Work required
Copy the data below without changes, beginning with its first line and continuing through the line that contains "usgs-header-bar (7, 5, 575, 35)", with that line included.

[Element and region data]
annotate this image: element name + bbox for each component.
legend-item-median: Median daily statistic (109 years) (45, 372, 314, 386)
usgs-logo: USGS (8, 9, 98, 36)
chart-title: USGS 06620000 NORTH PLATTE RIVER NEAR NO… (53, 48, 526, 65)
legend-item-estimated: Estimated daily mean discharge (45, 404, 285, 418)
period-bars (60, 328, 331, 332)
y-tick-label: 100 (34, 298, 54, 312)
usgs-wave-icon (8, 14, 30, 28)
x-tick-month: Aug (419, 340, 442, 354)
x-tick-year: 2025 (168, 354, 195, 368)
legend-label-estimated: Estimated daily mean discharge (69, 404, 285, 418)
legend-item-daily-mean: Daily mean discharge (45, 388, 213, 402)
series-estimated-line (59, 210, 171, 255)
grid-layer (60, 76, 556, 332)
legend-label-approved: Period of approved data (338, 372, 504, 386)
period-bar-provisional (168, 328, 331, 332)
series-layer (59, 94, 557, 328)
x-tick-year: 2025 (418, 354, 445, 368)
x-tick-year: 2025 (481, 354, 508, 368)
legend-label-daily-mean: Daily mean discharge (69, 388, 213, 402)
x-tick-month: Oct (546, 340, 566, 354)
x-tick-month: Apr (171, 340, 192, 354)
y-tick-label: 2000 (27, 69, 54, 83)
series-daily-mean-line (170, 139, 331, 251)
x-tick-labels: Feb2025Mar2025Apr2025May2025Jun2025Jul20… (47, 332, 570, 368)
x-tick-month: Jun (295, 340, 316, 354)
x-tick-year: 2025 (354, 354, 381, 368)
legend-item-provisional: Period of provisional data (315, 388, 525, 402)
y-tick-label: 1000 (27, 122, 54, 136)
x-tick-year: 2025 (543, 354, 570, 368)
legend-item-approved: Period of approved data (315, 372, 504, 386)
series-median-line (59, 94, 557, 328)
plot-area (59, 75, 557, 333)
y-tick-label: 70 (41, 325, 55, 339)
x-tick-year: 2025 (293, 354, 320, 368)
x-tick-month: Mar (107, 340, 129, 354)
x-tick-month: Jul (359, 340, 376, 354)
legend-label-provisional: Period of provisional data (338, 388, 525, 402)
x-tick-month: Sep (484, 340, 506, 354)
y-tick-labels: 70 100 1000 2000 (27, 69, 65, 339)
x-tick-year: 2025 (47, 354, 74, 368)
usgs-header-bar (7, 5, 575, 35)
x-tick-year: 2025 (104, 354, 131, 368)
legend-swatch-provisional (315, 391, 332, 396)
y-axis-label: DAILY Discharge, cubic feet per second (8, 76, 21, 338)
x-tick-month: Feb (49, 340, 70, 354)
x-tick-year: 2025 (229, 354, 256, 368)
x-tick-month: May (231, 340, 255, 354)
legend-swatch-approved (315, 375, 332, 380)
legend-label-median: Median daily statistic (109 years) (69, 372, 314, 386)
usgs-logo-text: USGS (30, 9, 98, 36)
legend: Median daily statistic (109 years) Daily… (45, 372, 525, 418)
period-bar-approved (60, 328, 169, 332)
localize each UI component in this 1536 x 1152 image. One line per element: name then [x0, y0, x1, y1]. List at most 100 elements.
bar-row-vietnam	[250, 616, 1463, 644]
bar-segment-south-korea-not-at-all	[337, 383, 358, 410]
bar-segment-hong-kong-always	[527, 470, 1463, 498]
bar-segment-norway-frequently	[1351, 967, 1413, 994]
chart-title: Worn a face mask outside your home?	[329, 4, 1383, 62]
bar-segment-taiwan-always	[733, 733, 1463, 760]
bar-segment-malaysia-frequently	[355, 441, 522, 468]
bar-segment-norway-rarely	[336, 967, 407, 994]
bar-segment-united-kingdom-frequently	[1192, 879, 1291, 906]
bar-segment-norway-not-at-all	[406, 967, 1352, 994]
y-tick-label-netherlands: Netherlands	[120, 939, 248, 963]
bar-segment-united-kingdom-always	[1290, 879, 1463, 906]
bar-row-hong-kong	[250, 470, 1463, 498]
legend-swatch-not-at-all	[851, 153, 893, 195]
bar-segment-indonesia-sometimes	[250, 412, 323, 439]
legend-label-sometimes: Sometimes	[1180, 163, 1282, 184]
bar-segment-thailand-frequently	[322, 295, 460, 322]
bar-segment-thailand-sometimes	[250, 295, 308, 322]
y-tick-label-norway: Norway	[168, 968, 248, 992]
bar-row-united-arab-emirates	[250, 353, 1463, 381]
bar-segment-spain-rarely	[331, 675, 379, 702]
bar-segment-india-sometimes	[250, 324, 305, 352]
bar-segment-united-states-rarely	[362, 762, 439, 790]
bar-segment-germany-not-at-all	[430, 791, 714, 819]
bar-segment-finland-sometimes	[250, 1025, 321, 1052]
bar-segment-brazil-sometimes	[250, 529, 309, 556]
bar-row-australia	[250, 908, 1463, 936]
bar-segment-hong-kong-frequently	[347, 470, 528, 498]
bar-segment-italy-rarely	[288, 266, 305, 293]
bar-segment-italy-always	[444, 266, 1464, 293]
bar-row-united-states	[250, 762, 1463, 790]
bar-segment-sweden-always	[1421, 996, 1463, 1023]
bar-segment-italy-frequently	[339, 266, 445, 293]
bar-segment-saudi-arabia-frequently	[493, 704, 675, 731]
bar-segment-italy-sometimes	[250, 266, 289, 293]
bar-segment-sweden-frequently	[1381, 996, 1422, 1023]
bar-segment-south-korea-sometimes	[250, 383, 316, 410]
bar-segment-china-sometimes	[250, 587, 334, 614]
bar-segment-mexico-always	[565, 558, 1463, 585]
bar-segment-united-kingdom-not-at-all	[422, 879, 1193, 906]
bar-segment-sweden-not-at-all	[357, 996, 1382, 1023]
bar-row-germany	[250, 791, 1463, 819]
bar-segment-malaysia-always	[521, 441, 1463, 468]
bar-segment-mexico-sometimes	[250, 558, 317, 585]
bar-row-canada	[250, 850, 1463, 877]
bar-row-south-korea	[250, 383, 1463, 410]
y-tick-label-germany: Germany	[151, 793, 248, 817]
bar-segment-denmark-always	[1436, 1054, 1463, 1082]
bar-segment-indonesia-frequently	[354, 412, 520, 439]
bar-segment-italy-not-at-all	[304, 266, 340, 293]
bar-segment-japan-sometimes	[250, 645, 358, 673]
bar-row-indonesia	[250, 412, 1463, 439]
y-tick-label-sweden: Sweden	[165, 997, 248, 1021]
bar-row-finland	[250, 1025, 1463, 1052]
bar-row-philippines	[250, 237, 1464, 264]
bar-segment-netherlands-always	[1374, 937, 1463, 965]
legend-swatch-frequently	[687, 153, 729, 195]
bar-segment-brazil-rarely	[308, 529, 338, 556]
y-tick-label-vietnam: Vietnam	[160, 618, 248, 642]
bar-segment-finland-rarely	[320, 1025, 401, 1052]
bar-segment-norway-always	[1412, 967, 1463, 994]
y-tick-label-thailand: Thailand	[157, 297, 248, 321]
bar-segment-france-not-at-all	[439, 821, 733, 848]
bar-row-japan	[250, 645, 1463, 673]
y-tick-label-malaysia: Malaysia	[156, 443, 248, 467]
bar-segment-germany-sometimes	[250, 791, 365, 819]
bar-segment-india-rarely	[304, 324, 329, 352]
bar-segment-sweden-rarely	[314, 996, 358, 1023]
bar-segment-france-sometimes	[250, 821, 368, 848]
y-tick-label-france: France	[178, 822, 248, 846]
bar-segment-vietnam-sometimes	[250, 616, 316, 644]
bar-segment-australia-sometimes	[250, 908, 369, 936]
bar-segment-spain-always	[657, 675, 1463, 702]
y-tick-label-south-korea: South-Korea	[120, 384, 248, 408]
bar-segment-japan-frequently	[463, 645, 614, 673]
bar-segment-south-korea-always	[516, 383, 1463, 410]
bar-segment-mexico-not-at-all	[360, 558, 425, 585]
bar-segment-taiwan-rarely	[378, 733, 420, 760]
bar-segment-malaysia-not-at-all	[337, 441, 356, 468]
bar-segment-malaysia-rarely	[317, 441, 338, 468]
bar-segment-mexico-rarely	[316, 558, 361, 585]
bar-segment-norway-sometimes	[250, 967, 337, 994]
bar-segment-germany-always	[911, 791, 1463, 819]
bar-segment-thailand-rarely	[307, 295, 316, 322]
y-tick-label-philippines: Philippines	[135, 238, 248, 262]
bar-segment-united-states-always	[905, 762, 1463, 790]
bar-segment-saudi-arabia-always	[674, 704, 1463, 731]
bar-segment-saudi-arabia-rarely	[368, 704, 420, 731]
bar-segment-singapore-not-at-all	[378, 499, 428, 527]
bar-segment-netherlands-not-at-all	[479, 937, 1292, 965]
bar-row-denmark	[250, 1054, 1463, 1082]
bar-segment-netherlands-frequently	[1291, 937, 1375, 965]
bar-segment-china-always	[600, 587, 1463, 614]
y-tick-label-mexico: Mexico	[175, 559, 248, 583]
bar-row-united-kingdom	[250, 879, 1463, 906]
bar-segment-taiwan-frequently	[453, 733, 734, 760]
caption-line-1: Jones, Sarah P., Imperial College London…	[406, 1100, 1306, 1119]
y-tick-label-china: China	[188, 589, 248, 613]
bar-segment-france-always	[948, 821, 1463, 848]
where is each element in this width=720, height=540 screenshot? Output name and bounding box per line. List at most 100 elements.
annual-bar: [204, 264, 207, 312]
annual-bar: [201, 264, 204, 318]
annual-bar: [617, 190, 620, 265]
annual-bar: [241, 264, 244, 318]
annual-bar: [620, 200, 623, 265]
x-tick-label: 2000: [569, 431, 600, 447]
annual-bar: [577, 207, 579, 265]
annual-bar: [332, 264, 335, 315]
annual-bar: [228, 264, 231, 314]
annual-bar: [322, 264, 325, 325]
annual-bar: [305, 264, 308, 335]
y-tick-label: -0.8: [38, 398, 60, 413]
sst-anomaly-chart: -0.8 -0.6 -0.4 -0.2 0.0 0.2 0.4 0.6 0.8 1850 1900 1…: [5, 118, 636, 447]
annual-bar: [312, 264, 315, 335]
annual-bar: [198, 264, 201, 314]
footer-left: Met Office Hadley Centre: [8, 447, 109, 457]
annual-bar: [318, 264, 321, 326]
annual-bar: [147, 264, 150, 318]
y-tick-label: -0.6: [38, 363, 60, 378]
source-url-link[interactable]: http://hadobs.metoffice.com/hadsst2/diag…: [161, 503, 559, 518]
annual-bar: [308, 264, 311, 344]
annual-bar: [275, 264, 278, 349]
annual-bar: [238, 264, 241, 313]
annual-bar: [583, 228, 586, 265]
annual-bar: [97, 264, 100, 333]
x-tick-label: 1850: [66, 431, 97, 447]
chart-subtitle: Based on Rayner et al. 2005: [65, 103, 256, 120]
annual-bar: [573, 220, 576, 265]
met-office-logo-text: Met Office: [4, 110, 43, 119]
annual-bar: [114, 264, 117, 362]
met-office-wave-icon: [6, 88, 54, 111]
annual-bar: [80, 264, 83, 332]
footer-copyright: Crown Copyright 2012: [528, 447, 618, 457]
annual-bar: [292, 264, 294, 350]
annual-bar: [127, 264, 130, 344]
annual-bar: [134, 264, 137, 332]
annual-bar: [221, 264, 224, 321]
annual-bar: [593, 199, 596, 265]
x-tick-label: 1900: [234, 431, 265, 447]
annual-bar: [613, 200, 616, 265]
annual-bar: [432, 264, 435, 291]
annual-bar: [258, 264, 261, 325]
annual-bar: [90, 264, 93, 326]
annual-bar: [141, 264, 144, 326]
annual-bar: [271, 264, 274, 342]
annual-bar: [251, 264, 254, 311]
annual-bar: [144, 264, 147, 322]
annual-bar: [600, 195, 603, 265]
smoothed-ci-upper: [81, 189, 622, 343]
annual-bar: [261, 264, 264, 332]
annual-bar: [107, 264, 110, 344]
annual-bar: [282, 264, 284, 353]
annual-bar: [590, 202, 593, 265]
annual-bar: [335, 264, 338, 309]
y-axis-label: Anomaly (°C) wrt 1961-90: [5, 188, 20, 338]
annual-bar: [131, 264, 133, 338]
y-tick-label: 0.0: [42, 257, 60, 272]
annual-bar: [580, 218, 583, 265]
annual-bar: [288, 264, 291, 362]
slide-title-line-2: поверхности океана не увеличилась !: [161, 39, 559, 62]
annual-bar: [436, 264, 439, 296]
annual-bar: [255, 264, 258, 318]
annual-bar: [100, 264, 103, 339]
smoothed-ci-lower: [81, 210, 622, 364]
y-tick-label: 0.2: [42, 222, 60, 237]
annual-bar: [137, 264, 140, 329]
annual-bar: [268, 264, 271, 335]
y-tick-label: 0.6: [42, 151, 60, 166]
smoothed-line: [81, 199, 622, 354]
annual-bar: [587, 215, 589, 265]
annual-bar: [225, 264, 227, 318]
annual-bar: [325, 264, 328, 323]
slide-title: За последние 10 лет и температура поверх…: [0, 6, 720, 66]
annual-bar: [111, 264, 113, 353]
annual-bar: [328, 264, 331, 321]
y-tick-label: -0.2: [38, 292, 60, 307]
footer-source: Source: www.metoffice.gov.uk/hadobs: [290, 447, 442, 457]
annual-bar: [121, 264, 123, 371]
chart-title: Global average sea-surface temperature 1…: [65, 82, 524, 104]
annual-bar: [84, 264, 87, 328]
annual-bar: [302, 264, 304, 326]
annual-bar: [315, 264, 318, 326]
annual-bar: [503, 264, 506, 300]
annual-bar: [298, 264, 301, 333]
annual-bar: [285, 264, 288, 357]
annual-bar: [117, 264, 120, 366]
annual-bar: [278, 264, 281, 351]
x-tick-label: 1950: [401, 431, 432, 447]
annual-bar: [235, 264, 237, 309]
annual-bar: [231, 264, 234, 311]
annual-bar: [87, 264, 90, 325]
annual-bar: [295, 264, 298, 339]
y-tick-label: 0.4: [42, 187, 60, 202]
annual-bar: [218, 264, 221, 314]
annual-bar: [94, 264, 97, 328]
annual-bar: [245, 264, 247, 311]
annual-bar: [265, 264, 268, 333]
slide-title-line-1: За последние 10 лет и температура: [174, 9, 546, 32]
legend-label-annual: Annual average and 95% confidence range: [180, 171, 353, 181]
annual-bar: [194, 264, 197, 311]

The result
annotate this image: element name + bbox for each component.
legend-item-median: Median daily statistic (109 years) (45, 372, 314, 386)
usgs-logo: USGS (8, 9, 98, 36)
chart-title: USGS 06620000 NORTH PLATTE RIVER NEAR NO… (53, 48, 526, 65)
legend-item-estimated: Estimated daily mean discharge (45, 404, 285, 418)
period-bars (60, 328, 331, 332)
y-tick-label: 100 (34, 298, 54, 312)
usgs-wave-icon (8, 14, 30, 28)
x-tick-month: Aug (419, 340, 442, 354)
x-tick-year: 2025 (168, 354, 195, 368)
legend-label-estimated: Estimated daily mean discharge (69, 404, 285, 418)
legend-item-daily-mean: Daily mean discharge (45, 388, 213, 402)
series-estimated-line (59, 210, 171, 255)
grid-layer (60, 76, 556, 332)
legend-label-approved: Period of approved data (338, 372, 504, 386)
period-bar-provisional (168, 328, 331, 332)
series-layer (59, 94, 557, 328)
x-tick-year: 2025 (418, 354, 445, 368)
x-tick-year: 2025 (481, 354, 508, 368)
legend-label-daily-mean: Daily mean discharge (69, 388, 213, 402)
x-tick-month: Oct (546, 340, 566, 354)
x-tick-month: Apr (171, 340, 192, 354)
y-tick-label: 2000 (27, 69, 54, 83)
series-daily-mean-line (170, 139, 331, 251)
x-tick-labels: Feb2025Mar2025Apr2025May2025Jun2025Jul20… (47, 332, 570, 368)
x-tick-month: Jun (295, 340, 316, 354)
x-tick-year: 2025 (354, 354, 381, 368)
legend-item-provisional: Period of provisional data (315, 388, 525, 402)
y-tick-label: 1000 (27, 122, 54, 136)
x-tick-year: 2025 (543, 354, 570, 368)
legend-item-approved: Period of approved data (315, 372, 504, 386)
series-median-line (59, 94, 557, 328)
plot-area (59, 75, 557, 333)
y-tick-label: 70 (41, 325, 55, 339)
x-tick-year: 2025 (293, 354, 320, 368)
x-tick-month: Mar (107, 340, 129, 354)
x-tick-month: Jul (359, 340, 376, 354)
legend-label-provisional: Period of provisional data (338, 388, 525, 402)
x-tick-month: Sep (484, 340, 506, 354)
y-tick-labels: 70 100 1000 2000 (27, 69, 65, 339)
x-tick-year: 2025 (47, 354, 74, 368)
usgs-header-bar (7, 5, 575, 35)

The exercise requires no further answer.